--- WHAT THIS TASK INVOLVES ---
Find how many lines of the listing include the string "likely", and report only that figure.

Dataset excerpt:
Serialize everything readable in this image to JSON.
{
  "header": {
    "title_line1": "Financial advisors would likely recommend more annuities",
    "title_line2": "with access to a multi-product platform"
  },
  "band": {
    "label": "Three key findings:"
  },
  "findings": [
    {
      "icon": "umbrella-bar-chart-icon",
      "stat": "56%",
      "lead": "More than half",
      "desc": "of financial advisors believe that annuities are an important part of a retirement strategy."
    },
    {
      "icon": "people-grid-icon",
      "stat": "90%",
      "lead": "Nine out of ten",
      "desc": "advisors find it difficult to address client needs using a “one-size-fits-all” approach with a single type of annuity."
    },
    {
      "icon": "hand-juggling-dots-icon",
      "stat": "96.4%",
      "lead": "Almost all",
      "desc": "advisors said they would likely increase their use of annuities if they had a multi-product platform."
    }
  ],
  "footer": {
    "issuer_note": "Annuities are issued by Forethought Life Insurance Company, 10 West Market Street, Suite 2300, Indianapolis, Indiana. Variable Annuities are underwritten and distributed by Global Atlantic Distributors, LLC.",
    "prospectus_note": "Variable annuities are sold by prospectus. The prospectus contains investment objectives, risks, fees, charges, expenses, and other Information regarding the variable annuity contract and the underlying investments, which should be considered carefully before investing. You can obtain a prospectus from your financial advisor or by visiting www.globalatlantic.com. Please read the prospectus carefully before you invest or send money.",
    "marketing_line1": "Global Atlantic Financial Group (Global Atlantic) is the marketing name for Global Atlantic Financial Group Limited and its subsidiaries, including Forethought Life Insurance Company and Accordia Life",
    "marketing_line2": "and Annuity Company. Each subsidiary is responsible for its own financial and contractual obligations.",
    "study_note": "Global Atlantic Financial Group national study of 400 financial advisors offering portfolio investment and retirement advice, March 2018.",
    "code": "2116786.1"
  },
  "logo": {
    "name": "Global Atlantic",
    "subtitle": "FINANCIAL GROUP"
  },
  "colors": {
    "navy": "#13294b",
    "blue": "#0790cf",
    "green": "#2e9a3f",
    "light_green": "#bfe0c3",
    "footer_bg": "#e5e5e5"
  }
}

--- FULL ANSWER ---
2